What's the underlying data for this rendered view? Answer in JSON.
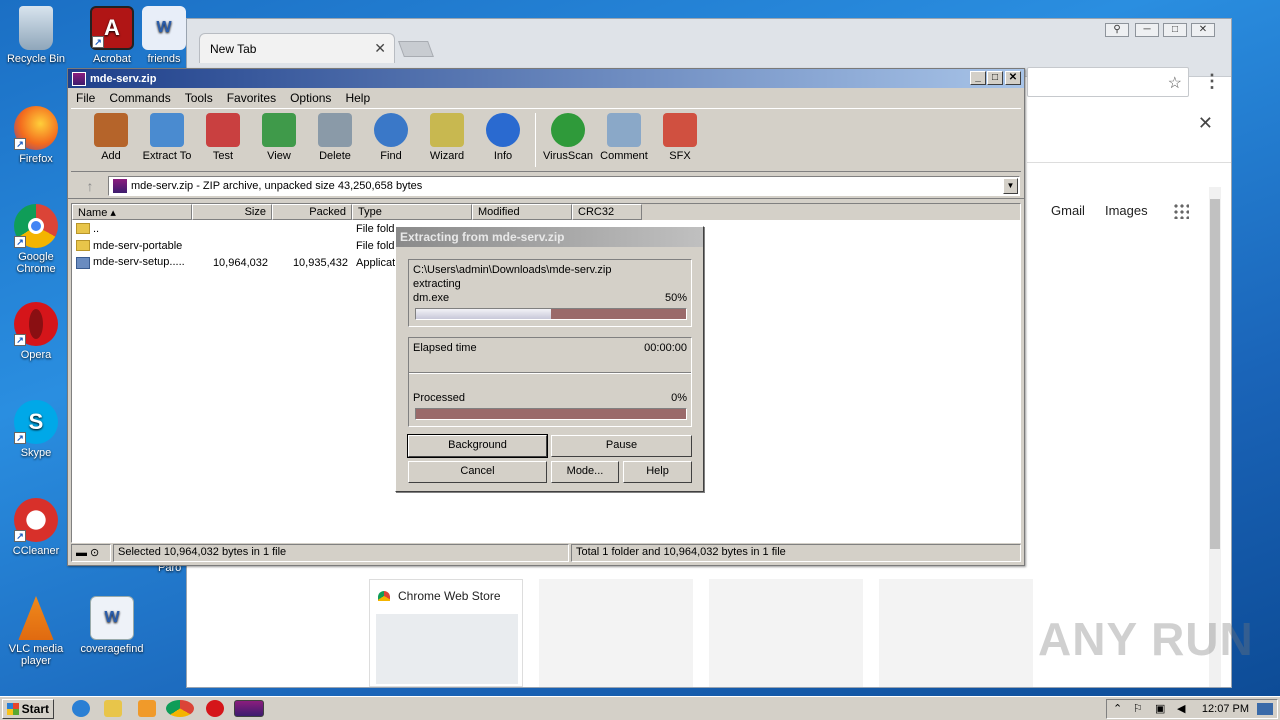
{
  "desktop": {
    "icons": [
      {
        "label": "Recycle Bin"
      },
      {
        "label": "Acrobat"
      },
      {
        "label": "friends"
      },
      {
        "label": "Firefox"
      },
      {
        "label": "Google Chrome"
      },
      {
        "label": "Opera"
      },
      {
        "label": "Skype"
      },
      {
        "label": "CCleaner"
      },
      {
        "label": "VLC media player"
      },
      {
        "label": "coveragefind"
      }
    ],
    "partial_label": "Paro"
  },
  "chrome": {
    "tab_title": "New Tab",
    "tab_close": "✕",
    "gmail": "Gmail",
    "images": "Images",
    "tile_title": "Chrome Web Store",
    "star": "☆",
    "kebab": "⋮",
    "infobar_close": "✕"
  },
  "winrar": {
    "title": "mde-serv.zip",
    "menu": [
      "File",
      "Commands",
      "Tools",
      "Favorites",
      "Options",
      "Help"
    ],
    "toolbar": [
      {
        "label": "Add",
        "icon": "add-icon",
        "color": "#b5642a"
      },
      {
        "label": "Extract To",
        "icon": "extract-folder-icon",
        "color": "#4a8bd0"
      },
      {
        "label": "Test",
        "icon": "test-checklist-icon",
        "color": "#c94040"
      },
      {
        "label": "View",
        "icon": "view-book-icon",
        "color": "#3f9a4a"
      },
      {
        "label": "Delete",
        "icon": "trash-icon",
        "color": "#8a9aa8"
      },
      {
        "label": "Find",
        "icon": "magnifier-icon",
        "color": "#3a78c8"
      },
      {
        "label": "Wizard",
        "icon": "wand-icon",
        "color": "#c8b850"
      },
      {
        "label": "Info",
        "icon": "info-icon",
        "color": "#2a6ad0"
      },
      {
        "label": "VirusScan",
        "icon": "virus-scan-icon",
        "color": "#2f9a3a"
      },
      {
        "label": "Comment",
        "icon": "comment-icon",
        "color": "#8aa8c8"
      },
      {
        "label": "SFX",
        "icon": "sfx-icon",
        "color": "#d05040"
      }
    ],
    "address": "mde-serv.zip - ZIP archive, unpacked size 43,250,658 bytes",
    "columns": [
      "Name",
      "Size",
      "Packed",
      "Type",
      "Modified",
      "CRC32"
    ],
    "rows": [
      {
        "name": "..",
        "size": "",
        "packed": "",
        "type": "File fold",
        "kind": "folder"
      },
      {
        "name": "mde-serv-portable",
        "size": "",
        "packed": "",
        "type": "File fold",
        "kind": "folder"
      },
      {
        "name": "mde-serv-setup.....",
        "size": "10,964,032",
        "packed": "10,935,432",
        "type": "Applicat",
        "kind": "exe"
      }
    ],
    "status_left": "Selected 10,964,032 bytes in 1 file",
    "status_right": "Total 1 folder and 10,964,032 bytes in 1 file"
  },
  "extract_dialog": {
    "title": "Extracting from mde-serv.zip",
    "path": "C:\\Users\\admin\\Downloads\\mde-serv.zip",
    "action": "extracting",
    "file": "dm.exe",
    "file_percent": "50%",
    "file_progress": 0.5,
    "elapsed_label": "Elapsed time",
    "elapsed_value": "00:00:00",
    "processed_label": "Processed",
    "processed_percent": "0%",
    "processed_progress": 0.0,
    "buttons": {
      "background": "Background",
      "pause": "Pause",
      "cancel": "Cancel",
      "mode": "Mode...",
      "help": "Help"
    }
  },
  "taskbar": {
    "start": "Start",
    "clock": "12:07 PM"
  },
  "watermark": "ANY RUN"
}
☆ ☆ ☆
## [Work request]
What is needed is every record above, restated word for word, with the pictures left out.

## [Exercise solution]
What's the underlying data for this rendered view? Answer in JSON.
{
  "desktop": {
    "icons": [
      {
        "label": "Recycle Bin"
      },
      {
        "label": "Acrobat"
      },
      {
        "label": "friends"
      },
      {
        "label": "Firefox"
      },
      {
        "label": "Google Chrome"
      },
      {
        "label": "Opera"
      },
      {
        "label": "Skype"
      },
      {
        "label": "CCleaner"
      },
      {
        "label": "VLC media player"
      },
      {
        "label": "coveragefind"
      }
    ],
    "partial_label": "Paro"
  },
  "chrome": {
    "tab_title": "New Tab",
    "tab_close": "✕",
    "gmail": "Gmail",
    "images": "Images",
    "tile_title": "Chrome Web Store",
    "star": "☆",
    "kebab": "⋮",
    "infobar_close": "✕"
  },
  "winrar": {
    "title": "mde-serv.zip",
    "menu": [
      "File",
      "Commands",
      "Tools",
      "Favorites",
      "Options",
      "Help"
    ],
    "toolbar": [
      {
        "label": "Add",
        "icon": "add-icon",
        "color": "#b5642a"
      },
      {
        "label": "Extract To",
        "icon": "extract-folder-icon",
        "color": "#4a8bd0"
      },
      {
        "label": "Test",
        "icon": "test-checklist-icon",
        "color": "#c94040"
      },
      {
        "label": "View",
        "icon": "view-book-icon",
        "color": "#3f9a4a"
      },
      {
        "label": "Delete",
        "icon": "trash-icon",
        "color": "#8a9aa8"
      },
      {
        "label": "Find",
        "icon": "magnifier-icon",
        "color": "#3a78c8"
      },
      {
        "label": "Wizard",
        "icon": "wand-icon",
        "color": "#c8b850"
      },
      {
        "label": "Info",
        "icon": "info-icon",
        "color": "#2a6ad0"
      },
      {
        "label": "VirusScan",
        "icon": "virus-scan-icon",
        "color": "#2f9a3a"
      },
      {
        "label": "Comment",
        "icon": "comment-icon",
        "color": "#8aa8c8"
      },
      {
        "label": "SFX",
        "icon": "sfx-icon",
        "color": "#d05040"
      }
    ],
    "address": "mde-serv.zip - ZIP archive, unpacked size 43,250,658 bytes",
    "columns": [
      "Name",
      "Size",
      "Packed",
      "Type",
      "Modified",
      "CRC32"
    ],
    "rows": [
      {
        "name": "..",
        "size": "",
        "packed": "",
        "type": "File fold",
        "kind": "folder"
      },
      {
        "name": "mde-serv-portable",
        "size": "",
        "packed": "",
        "type": "File fold",
        "kind": "folder"
      },
      {
        "name": "mde-serv-setup.....",
        "size": "10,964,032",
        "packed": "10,935,432",
        "type": "Applicat",
        "kind": "exe"
      }
    ],
    "status_left": "Selected 10,964,032 bytes in 1 file",
    "status_right": "Total 1 folder and 10,964,032 bytes in 1 file"
  },
  "extract_dialog": {
    "title": "Extracting from mde-serv.zip",
    "path": "C:\\Users\\admin\\Downloads\\mde-serv.zip",
    "action": "extracting",
    "file": "dm.exe",
    "file_percent": "50%",
    "file_progress": 0.5,
    "elapsed_label": "Elapsed time",
    "elapsed_value": "00:00:00",
    "processed_label": "Processed",
    "processed_percent": "0%",
    "processed_progress": 0.0,
    "buttons": {
      "background": "Background",
      "pause": "Pause",
      "cancel": "Cancel",
      "mode": "Mode...",
      "help": "Help"
    }
  },
  "taskbar": {
    "start": "Start",
    "clock": "12:07 PM"
  },
  "watermark": "ANY RUN"
}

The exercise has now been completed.